Write out the listing exactly as it is given.

::::::::

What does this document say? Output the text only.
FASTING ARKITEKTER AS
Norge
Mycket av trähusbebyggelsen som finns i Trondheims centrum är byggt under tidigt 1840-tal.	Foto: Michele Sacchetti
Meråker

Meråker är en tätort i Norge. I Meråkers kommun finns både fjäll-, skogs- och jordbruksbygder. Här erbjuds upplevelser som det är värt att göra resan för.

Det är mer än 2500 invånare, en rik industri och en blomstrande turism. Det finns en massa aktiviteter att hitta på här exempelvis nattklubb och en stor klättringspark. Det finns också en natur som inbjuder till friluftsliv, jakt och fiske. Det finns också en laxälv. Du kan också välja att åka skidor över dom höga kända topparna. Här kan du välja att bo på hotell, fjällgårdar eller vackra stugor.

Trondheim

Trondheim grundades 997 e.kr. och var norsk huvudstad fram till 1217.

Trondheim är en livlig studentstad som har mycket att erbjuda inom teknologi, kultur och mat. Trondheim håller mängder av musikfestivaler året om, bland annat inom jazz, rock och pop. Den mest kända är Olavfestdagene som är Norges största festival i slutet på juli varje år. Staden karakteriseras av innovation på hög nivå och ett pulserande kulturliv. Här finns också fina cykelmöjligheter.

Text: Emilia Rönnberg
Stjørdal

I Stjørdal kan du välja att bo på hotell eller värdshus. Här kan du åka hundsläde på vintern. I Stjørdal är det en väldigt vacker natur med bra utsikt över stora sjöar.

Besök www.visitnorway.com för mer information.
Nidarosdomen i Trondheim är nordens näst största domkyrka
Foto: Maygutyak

::::::::

RESULT BELOW
What does this document say? Output the text only.
FASTING ARKITEKTER AS
Norge
Mycket av trähusbebyggelsen som finns i Trondheims centrum är byggt under tidigt 1840-tal.	Foto: Michele Sacchetti
Meråker

Meråker är en tätort i Norge. I Meråkers kommun finns både fjäll-, skogs- och jordbruksbygder. Här erbjuds upplevelser som det är värt att göra resan för.

Det är mer än 2500 invånare, en rik industri och en blomstrande turism. Det finns en massa aktiviteter att hitta på här exempelvis nattklubb och en stor klättringspark. Det finns också en natur som inbjuder till friluftsliv, jakt och fiske. Det finns också en laxälv. Du kan också välja att åka skidor över dom höga kända topparna. Här kan du välja att bo på hotell, fjällgårdar eller vackra stugor.

Trondheim

Trondheim grundades 997 e.kr. och var norsk huvudstad fram till 1217.

Trondheim är en livlig studentstad som har mycket att erbjuda inom teknologi, kultur och mat. Trondheim håller mängder av musikfestivaler året om, bland annat inom jazz, rock och pop. Den mest kända är Olavfestdagene som är Norges största festival i slutet på juli varje år. Staden karakteriseras av innovation på hög nivå och ett pulserande kulturliv. Här finns också fina cykelmöjligheter.

Text: Emilia Rönnberg
Stjørdal

I Stjørdal kan du välja att bo på hotell eller värdshus. Här kan du åka hundsläde på vintern. I Stjørdal är det en väldigt vacker natur med bra utsikt över stora sjöar.

Besök www.visitnorway.com för mer information.
Nidarosdomen i Trondheim är nordens näst största domkyrka
Foto: Maygutyak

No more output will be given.